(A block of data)
## START
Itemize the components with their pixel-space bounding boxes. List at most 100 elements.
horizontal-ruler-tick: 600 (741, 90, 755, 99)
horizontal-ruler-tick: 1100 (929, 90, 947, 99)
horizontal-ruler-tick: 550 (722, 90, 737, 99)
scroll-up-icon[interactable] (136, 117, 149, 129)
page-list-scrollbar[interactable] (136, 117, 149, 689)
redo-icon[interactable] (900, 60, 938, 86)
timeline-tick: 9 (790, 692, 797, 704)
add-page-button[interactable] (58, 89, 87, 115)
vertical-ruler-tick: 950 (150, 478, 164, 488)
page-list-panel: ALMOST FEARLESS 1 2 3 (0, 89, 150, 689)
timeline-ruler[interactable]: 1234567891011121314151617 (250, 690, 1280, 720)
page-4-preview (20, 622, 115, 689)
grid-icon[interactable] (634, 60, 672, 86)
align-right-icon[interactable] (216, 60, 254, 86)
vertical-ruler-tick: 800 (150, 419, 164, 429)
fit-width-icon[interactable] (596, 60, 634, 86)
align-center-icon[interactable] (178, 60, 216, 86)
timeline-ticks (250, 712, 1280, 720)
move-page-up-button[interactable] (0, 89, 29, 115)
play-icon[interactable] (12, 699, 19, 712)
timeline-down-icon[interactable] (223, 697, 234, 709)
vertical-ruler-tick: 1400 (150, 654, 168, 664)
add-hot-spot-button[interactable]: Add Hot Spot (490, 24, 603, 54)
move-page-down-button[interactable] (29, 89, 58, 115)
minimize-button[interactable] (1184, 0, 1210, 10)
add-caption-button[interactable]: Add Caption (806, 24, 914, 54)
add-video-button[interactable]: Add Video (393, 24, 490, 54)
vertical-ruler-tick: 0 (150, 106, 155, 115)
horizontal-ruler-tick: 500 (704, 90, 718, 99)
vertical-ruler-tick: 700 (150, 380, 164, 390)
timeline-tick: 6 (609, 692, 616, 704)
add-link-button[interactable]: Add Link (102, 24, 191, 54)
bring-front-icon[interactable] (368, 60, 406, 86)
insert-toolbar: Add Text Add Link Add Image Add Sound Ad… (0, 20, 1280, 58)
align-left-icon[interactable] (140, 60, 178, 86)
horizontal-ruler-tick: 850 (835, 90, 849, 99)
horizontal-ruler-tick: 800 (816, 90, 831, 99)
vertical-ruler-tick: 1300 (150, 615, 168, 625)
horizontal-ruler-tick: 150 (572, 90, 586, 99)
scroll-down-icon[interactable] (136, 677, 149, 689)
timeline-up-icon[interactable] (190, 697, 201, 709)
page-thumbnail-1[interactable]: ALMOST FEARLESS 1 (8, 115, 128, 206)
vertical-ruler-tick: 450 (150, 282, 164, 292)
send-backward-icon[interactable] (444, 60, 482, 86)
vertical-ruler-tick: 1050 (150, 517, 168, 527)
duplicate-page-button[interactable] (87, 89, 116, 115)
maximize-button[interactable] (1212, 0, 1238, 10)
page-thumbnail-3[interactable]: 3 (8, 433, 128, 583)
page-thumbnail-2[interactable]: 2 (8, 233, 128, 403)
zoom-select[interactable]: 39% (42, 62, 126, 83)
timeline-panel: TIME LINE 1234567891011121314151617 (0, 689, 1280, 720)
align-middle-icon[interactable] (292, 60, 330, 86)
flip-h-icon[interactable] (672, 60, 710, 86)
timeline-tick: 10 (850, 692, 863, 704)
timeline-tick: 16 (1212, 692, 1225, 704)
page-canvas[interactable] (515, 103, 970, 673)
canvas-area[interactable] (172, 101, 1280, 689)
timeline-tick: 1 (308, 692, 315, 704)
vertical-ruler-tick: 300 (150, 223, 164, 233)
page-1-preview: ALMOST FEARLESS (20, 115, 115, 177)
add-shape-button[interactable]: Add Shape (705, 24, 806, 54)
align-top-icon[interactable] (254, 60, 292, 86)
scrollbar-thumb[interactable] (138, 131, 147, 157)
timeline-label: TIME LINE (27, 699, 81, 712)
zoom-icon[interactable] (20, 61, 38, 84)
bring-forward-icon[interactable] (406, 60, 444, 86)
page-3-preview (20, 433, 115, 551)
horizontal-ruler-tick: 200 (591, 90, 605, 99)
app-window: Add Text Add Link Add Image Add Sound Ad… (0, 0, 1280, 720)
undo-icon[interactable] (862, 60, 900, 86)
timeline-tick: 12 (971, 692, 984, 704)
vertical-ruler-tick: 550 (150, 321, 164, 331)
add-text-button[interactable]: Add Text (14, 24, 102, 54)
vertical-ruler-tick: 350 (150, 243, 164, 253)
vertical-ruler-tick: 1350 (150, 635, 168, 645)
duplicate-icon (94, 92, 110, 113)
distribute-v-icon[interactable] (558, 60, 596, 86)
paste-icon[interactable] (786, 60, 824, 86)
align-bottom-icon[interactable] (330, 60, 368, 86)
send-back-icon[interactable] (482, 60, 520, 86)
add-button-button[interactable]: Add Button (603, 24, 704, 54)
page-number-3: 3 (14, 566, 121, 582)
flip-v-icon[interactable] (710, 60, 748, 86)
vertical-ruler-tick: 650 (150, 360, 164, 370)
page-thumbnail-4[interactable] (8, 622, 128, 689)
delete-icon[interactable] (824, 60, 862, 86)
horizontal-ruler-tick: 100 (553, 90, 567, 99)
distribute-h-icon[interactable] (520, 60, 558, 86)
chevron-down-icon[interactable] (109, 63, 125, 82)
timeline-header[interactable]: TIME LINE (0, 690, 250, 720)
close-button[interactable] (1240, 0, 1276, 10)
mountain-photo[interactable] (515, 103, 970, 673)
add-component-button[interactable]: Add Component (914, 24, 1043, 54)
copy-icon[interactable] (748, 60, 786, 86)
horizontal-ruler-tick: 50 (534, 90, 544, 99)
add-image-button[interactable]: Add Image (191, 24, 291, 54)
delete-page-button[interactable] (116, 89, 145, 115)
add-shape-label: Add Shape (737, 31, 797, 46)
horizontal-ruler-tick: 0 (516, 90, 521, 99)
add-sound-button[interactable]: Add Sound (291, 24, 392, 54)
## END
* [What is being asked] Quote every line of the records back unchanged.

* [Solved exercise]
Itemize the components with their pixel-space bounding boxes. List at most 100 elements.
horizontal-ruler-tick: 600 (741, 90, 755, 99)
horizontal-ruler-tick: 1100 (929, 90, 947, 99)
horizontal-ruler-tick: 550 (722, 90, 737, 99)
scroll-up-icon[interactable] (136, 117, 149, 129)
page-list-scrollbar[interactable] (136, 117, 149, 689)
redo-icon[interactable] (900, 60, 938, 86)
timeline-tick: 9 (790, 692, 797, 704)
add-page-button[interactable] (58, 89, 87, 115)
vertical-ruler-tick: 950 (150, 478, 164, 488)
page-list-panel: ALMOST FEARLESS 1 2 3 (0, 89, 150, 689)
timeline-ruler[interactable]: 1234567891011121314151617 (250, 690, 1280, 720)
page-4-preview (20, 622, 115, 689)
grid-icon[interactable] (634, 60, 672, 86)
align-right-icon[interactable] (216, 60, 254, 86)
vertical-ruler-tick: 800 (150, 419, 164, 429)
fit-width-icon[interactable] (596, 60, 634, 86)
align-center-icon[interactable] (178, 60, 216, 86)
timeline-ticks (250, 712, 1280, 720)
move-page-up-button[interactable] (0, 89, 29, 115)
play-icon[interactable] (12, 699, 19, 712)
timeline-down-icon[interactable] (223, 697, 234, 709)
vertical-ruler-tick: 1400 (150, 654, 168, 664)
add-hot-spot-button[interactable]: Add Hot Spot (490, 24, 603, 54)
move-page-down-button[interactable] (29, 89, 58, 115)
minimize-button[interactable] (1184, 0, 1210, 10)
add-caption-button[interactable]: Add Caption (806, 24, 914, 54)
add-video-button[interactable]: Add Video (393, 24, 490, 54)
vertical-ruler-tick: 0 (150, 106, 155, 115)
horizontal-ruler-tick: 500 (704, 90, 718, 99)
vertical-ruler-tick: 700 (150, 380, 164, 390)
timeline-tick: 6 (609, 692, 616, 704)
add-link-button[interactable]: Add Link (102, 24, 191, 54)
bring-front-icon[interactable] (368, 60, 406, 86)
insert-toolbar: Add Text Add Link Add Image Add Sound Ad… (0, 20, 1280, 58)
align-left-icon[interactable] (140, 60, 178, 86)
horizontal-ruler-tick: 850 (835, 90, 849, 99)
horizontal-ruler-tick: 800 (816, 90, 831, 99)
vertical-ruler-tick: 1300 (150, 615, 168, 625)
horizontal-ruler-tick: 150 (572, 90, 586, 99)
scroll-down-icon[interactable] (136, 677, 149, 689)
timeline-up-icon[interactable] (190, 697, 201, 709)
page-thumbnail-1[interactable]: ALMOST FEARLESS 1 (8, 115, 128, 206)
vertical-ruler-tick: 450 (150, 282, 164, 292)
send-backward-icon[interactable] (444, 60, 482, 86)
vertical-ruler-tick: 1050 (150, 517, 168, 527)
duplicate-page-button[interactable] (87, 89, 116, 115)
maximize-button[interactable] (1212, 0, 1238, 10)
page-thumbnail-3[interactable]: 3 (8, 433, 128, 583)
page-thumbnail-2[interactable]: 2 (8, 233, 128, 403)
zoom-select[interactable]: 39% (42, 62, 126, 83)
timeline-panel: TIME LINE 1234567891011121314151617 (0, 689, 1280, 720)
align-middle-icon[interactable] (292, 60, 330, 86)
flip-h-icon[interactable] (672, 60, 710, 86)
timeline-tick: 10 (850, 692, 863, 704)
timeline-tick: 16 (1212, 692, 1225, 704)
page-canvas[interactable] (515, 103, 970, 673)
canvas-area[interactable] (172, 101, 1280, 689)
timeline-tick: 1 (308, 692, 315, 704)
vertical-ruler-tick: 300 (150, 223, 164, 233)
page-1-preview: ALMOST FEARLESS (20, 115, 115, 177)
add-shape-button[interactable]: Add Shape (705, 24, 806, 54)
align-top-icon[interactable] (254, 60, 292, 86)
scrollbar-thumb[interactable] (138, 131, 147, 157)
timeline-label: TIME LINE (27, 699, 81, 712)
zoom-icon[interactable] (20, 61, 38, 84)
bring-forward-icon[interactable] (406, 60, 444, 86)
page-3-preview (20, 433, 115, 551)
horizontal-ruler-tick: 200 (591, 90, 605, 99)
app-window: Add Text Add Link Add Image Add Sound Ad… (0, 0, 1280, 720)
undo-icon[interactable] (862, 60, 900, 86)
timeline-tick: 12 (971, 692, 984, 704)
vertical-ruler-tick: 550 (150, 321, 164, 331)
add-text-button[interactable]: Add Text (14, 24, 102, 54)
vertical-ruler-tick: 350 (150, 243, 164, 253)
vertical-ruler-tick: 1350 (150, 635, 168, 645)
duplicate-icon (94, 92, 110, 113)
distribute-v-icon[interactable] (558, 60, 596, 86)
paste-icon[interactable] (786, 60, 824, 86)
align-bottom-icon[interactable] (330, 60, 368, 86)
send-back-icon[interactable] (482, 60, 520, 86)
add-button-button[interactable]: Add Button (603, 24, 704, 54)
page-number-3: 3 (14, 566, 121, 582)
flip-v-icon[interactable] (710, 60, 748, 86)
vertical-ruler-tick: 650 (150, 360, 164, 370)
page-thumbnail-4[interactable] (8, 622, 128, 689)
delete-icon[interactable] (824, 60, 862, 86)
horizontal-ruler-tick: 100 (553, 90, 567, 99)
distribute-h-icon[interactable] (520, 60, 558, 86)
chevron-down-icon[interactable] (109, 63, 125, 82)
timeline-header[interactable]: TIME LINE (0, 690, 250, 720)
close-button[interactable] (1240, 0, 1276, 10)
mountain-photo[interactable] (515, 103, 970, 673)
add-component-button[interactable]: Add Component (914, 24, 1043, 54)
copy-icon[interactable] (748, 60, 786, 86)
horizontal-ruler-tick: 50 (534, 90, 544, 99)
add-image-button[interactable]: Add Image (191, 24, 291, 54)
delete-page-button[interactable] (116, 89, 145, 115)
add-shape-label: Add Shape (737, 31, 797, 46)
horizontal-ruler-tick: 0 (516, 90, 521, 99)
add-sound-button[interactable]: Add Sound (291, 24, 392, 54)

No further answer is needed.